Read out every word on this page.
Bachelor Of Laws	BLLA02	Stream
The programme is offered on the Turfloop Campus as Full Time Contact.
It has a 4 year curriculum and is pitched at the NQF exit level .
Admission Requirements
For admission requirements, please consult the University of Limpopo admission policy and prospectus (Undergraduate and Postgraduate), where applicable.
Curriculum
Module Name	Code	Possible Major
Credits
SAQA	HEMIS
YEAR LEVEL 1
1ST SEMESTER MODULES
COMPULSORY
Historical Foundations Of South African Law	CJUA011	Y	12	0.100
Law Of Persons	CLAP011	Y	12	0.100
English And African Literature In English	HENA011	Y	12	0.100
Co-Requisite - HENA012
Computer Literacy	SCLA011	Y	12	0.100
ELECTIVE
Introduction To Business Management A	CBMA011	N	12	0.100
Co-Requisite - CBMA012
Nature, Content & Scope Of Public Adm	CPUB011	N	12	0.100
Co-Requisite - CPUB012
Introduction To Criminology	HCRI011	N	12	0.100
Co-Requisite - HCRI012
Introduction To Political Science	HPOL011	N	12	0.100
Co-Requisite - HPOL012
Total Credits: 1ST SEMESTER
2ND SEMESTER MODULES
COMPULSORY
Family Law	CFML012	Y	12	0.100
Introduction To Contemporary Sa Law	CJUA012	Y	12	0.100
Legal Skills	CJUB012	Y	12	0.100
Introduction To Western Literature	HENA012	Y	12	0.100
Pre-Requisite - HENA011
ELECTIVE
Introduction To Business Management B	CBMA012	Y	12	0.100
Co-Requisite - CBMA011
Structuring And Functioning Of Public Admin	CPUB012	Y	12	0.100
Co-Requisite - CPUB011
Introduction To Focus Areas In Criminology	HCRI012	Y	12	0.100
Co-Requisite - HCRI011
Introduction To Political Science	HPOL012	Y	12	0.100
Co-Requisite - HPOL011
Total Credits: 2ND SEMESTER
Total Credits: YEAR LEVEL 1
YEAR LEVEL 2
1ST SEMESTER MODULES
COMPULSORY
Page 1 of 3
☆ ☆ ☆
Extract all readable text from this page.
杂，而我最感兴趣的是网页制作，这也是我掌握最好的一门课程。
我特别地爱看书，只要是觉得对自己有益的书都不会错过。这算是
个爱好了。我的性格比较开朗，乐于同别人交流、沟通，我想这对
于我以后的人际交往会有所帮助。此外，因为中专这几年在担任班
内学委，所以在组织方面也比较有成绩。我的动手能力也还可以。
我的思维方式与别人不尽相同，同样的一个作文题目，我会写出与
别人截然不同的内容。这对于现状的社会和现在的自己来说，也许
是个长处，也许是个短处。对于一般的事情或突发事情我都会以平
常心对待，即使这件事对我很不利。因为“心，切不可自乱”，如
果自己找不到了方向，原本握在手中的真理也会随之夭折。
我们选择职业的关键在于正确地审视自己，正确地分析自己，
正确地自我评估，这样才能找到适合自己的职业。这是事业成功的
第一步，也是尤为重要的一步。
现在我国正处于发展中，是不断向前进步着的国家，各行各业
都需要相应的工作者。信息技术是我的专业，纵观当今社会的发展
☆ ☆ ☆
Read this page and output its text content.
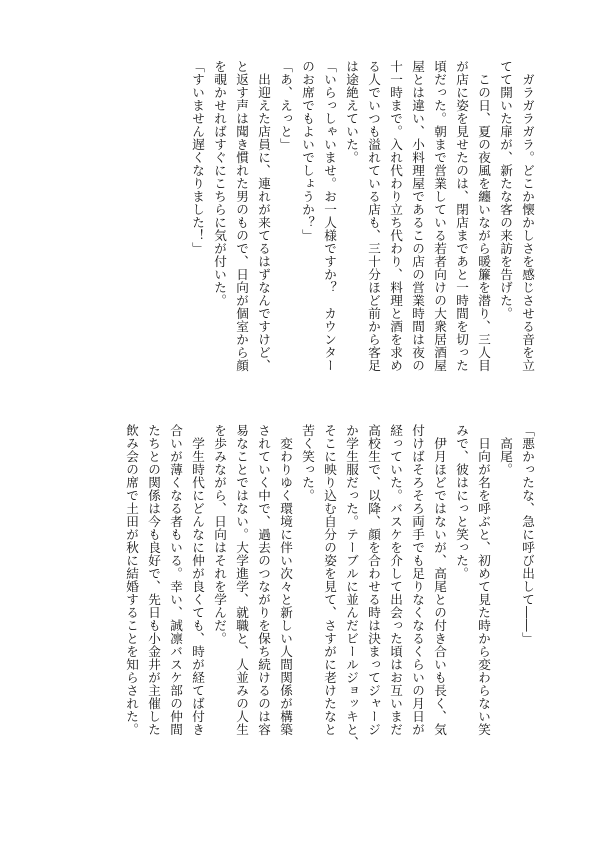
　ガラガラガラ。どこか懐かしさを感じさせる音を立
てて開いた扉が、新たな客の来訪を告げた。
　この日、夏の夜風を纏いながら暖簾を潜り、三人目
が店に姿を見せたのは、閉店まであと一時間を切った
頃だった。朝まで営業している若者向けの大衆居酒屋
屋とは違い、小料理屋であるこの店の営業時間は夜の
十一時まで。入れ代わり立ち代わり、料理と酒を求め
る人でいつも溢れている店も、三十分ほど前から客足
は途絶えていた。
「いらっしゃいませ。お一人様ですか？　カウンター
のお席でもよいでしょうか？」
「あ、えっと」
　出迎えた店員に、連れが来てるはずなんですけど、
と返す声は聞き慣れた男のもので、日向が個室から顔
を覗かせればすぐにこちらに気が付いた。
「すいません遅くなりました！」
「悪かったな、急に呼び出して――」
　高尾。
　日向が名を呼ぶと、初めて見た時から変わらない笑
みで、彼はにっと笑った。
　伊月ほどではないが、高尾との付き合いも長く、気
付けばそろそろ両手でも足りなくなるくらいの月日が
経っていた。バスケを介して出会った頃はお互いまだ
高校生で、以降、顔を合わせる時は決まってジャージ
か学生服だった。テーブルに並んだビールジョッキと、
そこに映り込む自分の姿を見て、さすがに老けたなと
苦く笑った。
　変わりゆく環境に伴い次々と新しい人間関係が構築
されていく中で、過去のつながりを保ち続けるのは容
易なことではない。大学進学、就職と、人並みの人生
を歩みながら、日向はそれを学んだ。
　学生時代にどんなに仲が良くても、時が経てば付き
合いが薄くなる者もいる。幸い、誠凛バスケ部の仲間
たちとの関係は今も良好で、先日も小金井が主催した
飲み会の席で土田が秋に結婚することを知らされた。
☆ ☆ ☆
Task to carry out. Gather every line from the listing above in which the word "this" appears.

Reply.
Read out every word on this page.
Extract all readable text from this page.
Read this page and output its text content.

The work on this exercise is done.